## WHAT TO PRODUCE
Search the data for the word "została" and copy every line where it occurs.

START

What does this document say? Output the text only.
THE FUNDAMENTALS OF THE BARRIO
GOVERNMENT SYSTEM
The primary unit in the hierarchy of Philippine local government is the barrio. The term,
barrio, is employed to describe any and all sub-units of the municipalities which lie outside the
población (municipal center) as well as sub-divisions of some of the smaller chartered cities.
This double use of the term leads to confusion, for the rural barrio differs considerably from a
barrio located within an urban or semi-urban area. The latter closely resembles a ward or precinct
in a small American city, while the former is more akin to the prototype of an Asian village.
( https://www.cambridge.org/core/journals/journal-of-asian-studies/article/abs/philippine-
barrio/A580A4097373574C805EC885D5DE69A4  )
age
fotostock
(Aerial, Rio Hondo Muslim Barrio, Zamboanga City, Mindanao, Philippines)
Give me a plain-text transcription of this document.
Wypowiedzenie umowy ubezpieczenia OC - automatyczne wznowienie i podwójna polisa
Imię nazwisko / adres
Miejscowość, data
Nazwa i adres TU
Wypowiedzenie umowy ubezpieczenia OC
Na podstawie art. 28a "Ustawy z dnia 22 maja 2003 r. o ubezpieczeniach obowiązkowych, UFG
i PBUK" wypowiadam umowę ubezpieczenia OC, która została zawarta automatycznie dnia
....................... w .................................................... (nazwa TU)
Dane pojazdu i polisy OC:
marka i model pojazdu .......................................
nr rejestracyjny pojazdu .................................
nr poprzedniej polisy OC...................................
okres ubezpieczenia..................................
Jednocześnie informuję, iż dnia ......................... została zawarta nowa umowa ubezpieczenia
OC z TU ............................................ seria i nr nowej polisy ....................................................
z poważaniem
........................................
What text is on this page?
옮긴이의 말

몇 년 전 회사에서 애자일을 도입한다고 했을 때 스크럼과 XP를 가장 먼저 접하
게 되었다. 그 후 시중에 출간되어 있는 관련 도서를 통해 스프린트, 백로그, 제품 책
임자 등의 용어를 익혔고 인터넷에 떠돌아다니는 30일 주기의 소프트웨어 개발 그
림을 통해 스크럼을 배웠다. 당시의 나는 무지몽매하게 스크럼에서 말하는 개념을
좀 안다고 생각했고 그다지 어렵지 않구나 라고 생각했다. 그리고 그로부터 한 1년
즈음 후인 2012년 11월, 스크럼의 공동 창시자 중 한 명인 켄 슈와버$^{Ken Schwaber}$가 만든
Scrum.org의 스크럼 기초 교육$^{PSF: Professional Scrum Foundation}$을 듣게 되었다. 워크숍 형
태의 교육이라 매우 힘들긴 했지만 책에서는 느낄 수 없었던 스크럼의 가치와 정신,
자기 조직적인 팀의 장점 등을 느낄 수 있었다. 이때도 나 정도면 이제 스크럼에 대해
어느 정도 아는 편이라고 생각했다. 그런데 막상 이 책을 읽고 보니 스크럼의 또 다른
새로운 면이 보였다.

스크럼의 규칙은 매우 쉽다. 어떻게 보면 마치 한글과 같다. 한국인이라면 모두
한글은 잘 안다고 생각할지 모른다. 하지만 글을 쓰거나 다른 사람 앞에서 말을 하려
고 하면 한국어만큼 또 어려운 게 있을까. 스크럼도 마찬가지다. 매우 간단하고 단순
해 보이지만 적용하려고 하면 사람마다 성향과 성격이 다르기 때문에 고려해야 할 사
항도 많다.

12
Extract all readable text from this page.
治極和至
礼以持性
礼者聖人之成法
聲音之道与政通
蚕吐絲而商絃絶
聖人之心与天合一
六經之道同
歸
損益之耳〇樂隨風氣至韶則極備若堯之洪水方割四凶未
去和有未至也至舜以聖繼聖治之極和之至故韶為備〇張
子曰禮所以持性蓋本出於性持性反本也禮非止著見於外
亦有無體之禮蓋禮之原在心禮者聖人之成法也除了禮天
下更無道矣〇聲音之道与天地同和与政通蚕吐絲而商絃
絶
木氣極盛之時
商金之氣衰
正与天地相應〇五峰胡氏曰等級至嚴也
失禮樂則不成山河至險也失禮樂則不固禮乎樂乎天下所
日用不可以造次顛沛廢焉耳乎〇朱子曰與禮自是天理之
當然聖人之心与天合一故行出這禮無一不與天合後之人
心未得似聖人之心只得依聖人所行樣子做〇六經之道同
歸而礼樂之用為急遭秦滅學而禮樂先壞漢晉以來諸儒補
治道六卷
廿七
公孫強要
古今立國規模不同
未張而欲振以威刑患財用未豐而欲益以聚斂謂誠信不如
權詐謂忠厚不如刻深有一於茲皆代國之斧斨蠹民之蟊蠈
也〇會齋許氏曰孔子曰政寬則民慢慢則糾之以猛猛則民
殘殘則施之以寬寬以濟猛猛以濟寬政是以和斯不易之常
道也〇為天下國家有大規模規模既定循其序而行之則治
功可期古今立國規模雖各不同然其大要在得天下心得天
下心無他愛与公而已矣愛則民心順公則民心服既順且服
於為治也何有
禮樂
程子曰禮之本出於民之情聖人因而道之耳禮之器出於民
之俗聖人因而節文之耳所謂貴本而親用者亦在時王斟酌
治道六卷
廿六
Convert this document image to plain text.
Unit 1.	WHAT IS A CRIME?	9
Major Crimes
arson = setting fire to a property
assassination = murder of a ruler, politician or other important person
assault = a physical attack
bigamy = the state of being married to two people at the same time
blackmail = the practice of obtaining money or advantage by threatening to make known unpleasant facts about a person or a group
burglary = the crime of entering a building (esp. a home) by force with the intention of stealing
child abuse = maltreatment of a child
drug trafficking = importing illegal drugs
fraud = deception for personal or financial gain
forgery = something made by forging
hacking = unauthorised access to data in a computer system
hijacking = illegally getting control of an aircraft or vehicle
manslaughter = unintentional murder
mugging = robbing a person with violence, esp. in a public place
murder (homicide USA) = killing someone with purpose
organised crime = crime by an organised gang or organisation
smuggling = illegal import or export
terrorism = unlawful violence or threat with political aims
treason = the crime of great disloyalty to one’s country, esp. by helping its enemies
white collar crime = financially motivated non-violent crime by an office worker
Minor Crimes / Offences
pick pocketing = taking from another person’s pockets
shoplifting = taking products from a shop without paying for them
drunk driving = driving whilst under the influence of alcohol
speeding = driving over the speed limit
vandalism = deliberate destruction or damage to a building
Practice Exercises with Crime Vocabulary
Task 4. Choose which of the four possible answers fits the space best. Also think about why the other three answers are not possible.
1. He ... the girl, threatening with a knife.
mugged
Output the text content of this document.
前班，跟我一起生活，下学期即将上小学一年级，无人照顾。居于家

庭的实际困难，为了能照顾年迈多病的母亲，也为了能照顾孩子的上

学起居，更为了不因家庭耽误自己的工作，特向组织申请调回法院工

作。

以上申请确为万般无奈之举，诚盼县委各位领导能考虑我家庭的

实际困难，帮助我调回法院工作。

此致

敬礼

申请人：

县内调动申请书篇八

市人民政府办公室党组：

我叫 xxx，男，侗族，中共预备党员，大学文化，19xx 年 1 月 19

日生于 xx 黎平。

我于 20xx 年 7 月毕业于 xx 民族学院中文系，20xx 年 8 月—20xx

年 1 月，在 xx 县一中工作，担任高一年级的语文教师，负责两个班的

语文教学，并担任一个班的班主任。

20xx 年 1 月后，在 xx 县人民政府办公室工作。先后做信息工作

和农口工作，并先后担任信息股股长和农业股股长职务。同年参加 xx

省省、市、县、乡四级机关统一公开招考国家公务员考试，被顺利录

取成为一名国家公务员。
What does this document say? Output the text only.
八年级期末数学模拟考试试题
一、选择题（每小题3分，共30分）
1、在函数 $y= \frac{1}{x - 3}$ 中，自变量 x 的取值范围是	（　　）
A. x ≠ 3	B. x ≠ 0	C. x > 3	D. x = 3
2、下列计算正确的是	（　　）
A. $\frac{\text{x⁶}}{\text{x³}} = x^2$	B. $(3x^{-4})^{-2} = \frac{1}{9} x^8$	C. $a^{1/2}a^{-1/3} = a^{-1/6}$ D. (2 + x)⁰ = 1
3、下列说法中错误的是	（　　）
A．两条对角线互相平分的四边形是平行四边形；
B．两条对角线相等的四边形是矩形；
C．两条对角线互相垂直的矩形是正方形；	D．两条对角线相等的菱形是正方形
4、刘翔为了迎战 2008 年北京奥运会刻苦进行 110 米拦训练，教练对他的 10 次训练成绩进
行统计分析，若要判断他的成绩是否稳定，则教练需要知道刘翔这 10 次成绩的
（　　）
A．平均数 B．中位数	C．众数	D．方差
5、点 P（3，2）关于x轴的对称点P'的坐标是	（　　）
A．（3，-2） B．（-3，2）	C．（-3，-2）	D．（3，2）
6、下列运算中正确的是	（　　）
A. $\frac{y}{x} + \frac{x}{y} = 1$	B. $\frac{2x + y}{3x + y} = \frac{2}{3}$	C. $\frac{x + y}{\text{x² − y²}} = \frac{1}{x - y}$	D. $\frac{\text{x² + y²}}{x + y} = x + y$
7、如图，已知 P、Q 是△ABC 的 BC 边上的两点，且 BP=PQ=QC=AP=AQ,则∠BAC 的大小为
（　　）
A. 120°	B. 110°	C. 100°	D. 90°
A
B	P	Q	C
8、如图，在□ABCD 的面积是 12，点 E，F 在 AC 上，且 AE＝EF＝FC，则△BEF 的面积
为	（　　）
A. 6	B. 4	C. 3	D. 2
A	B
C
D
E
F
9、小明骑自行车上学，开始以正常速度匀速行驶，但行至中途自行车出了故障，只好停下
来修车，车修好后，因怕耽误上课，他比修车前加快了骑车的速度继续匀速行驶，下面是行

END

## FINAL ANSWER
i PBUK" wypowiadam umowę ubezpieczenia OC, która została zawarta automatycznie dnia
Jednocześnie informuję, iż dnia ......................... została zawarta nowa umowa ubezpieczenia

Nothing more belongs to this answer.